**Work request**
Continue the piece arguing against separate personal and corporate Twitter accounts, picking up right after its final sentence.

I get where Hugo was going and I don’t entirely disagree, but can we stop pretending that it’s possible to have a corporate Twitter account? Because it’s not.
I recognize that I tweet differently than a lot of other brands. My tweets are honest, routinely unprofessional, and range in topics from SEO to social media marketing to the killer tacos I just had for lunch. But I still wouldn’t call my Twitter strategy a luxury. It’s a necessity. It’s how the audience around my brand and my content is built.
We are officially beyond the days where you can have a distinct “personal” and “corporate” tweeting style. You must decide who you are and bleed it. From all accounts.
Matthew Ingram nailed it over at GigaOm last week with a post called News Editors Still Don’t Want Journalists to Be Human. In it, he breaks apart the social media best practices document created by The American Society of News Editors, arguing that most of it teaches the OPPOSITE lessons we want to sharing, perpetuating the “don’t be human under any circumstances” approach to social media.
The problem is that approach doesn’t work. It’s tired, it’s boring, and it’s bullshit.
You cannot expect people to form a relationship with you if you’re not willing to share part of yourself with them. This isn’t rocket science, its human relationships 101. Surely, we’re not so void of real person-to-person contact that we’ve forgotten this. To make a friend, you have to be a friend. Otherwise, WTF are you doing?
My tweets are probably more ridiculous than yours. And that’s fine. I would not encourage anyone to mimic the way I tweet. What you need to do is find your own naked superhero. That’s how you should be delineating; it has nothing to do with what jersey you’re wearing.
That doesn’t mean you need to start filling your Twitter account with the most ridiculous news and tweets you can dream up (really. Don’t do that). It means that you need to decide which version of you is the BEST VERSION of you to get your message heard and out. What parts of your personality make you perfectly suited to excel at your job and to connect with people in the process? What version of your real self can you share with people to do your job better? What traits do you need to amplify to increase your value?

**Dataset records**
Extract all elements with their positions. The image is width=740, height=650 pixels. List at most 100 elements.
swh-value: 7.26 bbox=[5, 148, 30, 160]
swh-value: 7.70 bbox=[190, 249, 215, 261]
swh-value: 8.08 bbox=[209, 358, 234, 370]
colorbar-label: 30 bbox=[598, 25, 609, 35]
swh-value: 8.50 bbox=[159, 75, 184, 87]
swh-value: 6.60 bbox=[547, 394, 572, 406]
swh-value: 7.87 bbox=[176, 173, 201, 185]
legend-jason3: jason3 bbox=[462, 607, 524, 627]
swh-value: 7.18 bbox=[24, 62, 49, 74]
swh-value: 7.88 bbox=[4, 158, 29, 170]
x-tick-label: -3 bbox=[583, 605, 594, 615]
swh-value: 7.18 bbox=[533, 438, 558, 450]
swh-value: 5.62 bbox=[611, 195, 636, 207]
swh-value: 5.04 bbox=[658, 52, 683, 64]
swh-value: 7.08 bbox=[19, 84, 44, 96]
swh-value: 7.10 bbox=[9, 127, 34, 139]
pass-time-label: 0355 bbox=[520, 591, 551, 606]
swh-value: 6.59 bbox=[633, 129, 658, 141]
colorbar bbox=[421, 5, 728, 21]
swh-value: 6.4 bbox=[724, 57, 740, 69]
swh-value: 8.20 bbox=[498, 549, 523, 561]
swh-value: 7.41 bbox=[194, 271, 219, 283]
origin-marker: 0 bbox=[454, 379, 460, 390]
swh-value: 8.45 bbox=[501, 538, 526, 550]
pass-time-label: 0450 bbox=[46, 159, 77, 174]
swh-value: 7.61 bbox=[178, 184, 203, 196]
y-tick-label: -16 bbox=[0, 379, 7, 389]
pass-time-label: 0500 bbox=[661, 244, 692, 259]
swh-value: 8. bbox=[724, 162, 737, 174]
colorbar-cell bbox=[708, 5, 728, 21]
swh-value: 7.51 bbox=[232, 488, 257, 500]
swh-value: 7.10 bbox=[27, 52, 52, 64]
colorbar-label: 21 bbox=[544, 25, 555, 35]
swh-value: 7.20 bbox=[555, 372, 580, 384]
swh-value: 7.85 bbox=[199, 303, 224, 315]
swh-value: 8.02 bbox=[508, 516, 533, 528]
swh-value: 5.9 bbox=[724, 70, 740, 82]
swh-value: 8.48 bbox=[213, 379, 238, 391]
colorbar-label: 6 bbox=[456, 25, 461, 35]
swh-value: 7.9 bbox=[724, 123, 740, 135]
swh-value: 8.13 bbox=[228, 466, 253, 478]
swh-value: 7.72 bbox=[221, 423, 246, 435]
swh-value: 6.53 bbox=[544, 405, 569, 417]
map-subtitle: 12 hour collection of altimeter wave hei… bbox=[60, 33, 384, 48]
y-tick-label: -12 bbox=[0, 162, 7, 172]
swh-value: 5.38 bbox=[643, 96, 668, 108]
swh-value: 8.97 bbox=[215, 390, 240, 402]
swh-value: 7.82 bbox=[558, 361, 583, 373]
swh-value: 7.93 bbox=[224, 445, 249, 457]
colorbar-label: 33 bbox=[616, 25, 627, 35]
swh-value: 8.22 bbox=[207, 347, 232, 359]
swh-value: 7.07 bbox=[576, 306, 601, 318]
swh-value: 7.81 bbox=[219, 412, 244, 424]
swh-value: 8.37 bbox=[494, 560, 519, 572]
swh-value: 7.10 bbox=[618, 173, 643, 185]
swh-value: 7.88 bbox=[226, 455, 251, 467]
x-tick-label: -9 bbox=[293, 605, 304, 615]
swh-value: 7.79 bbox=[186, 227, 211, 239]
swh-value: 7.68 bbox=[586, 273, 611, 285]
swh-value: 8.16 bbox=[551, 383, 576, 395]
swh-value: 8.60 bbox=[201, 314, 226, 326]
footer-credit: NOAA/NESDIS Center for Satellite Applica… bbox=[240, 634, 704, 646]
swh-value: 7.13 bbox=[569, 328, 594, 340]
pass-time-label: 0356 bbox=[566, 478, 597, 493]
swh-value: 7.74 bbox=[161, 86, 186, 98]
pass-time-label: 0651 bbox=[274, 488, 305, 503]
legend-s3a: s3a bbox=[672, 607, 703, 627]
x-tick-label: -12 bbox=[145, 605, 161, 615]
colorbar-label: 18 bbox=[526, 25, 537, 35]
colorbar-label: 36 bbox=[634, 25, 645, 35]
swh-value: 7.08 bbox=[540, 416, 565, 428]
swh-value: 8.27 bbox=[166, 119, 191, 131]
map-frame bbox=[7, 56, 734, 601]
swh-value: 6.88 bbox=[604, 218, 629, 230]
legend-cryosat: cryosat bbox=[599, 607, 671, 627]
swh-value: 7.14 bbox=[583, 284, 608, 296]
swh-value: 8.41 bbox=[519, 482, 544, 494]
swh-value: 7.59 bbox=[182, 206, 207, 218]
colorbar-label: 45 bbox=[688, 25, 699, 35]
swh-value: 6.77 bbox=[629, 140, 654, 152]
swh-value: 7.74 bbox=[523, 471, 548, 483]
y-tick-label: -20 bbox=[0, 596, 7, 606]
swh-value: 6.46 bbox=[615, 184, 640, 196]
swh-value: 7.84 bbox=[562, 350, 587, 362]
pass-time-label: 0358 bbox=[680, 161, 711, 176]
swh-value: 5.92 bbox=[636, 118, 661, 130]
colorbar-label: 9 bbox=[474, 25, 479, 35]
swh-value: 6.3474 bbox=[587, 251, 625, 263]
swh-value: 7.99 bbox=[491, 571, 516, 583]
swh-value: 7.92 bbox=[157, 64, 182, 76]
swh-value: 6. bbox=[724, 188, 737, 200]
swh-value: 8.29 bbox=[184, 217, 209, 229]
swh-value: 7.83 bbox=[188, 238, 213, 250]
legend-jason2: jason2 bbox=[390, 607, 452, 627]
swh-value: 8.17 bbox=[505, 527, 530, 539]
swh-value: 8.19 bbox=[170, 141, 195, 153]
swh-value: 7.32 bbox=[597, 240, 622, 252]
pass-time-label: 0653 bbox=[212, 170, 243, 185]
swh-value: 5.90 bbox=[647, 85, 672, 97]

**Response to the exercise**
Once you know – that’s your naked superhero and the person you should be – whether you’re tweeting for yourself or a company.
If you work for someone else, define your presence and present it to your boss. Explain why this authentic version of yourself is going to make you a much more powerful evangelist for them and how it’s going to generate interest in your brand because you’re GIVING people something. You’re giving them you. Let them see there’s a thought-out strategy here and you’re not just tweeting your lunch because you went off the deep end. If you do that, a company that’s serious about its social media activity is going to at least give you a shot. Maybe they’ll ask to see a somewhat toned down version until they trust you, but they’ll give you the opportunity. If they don’t, consider why you’re there, what you’re doing, and why you’re investing in a company that won’t invest in you back. [#justsayin]
Social media isn’t a free-for-all for engagement. Not at all. It’s about deciding who you are, how you can best support the company and being that. Therein lies your strategy – regardless of whether you’re tweeting as yourself or a representative of a brand. But you’ll never accomplish anything by cutting the YOU from your social media persona. It’s your job to figure out how to blend it all in a way that benefits everyone.
You want to be successful in social media?
- Find your naked superhero.
- Play nice in the sandbox.
There’s your free piece of social media consulting for the day. Because the days of keeping completely separate personal and professional identities are over. It’s all blended and it’s either interesting or it’s not.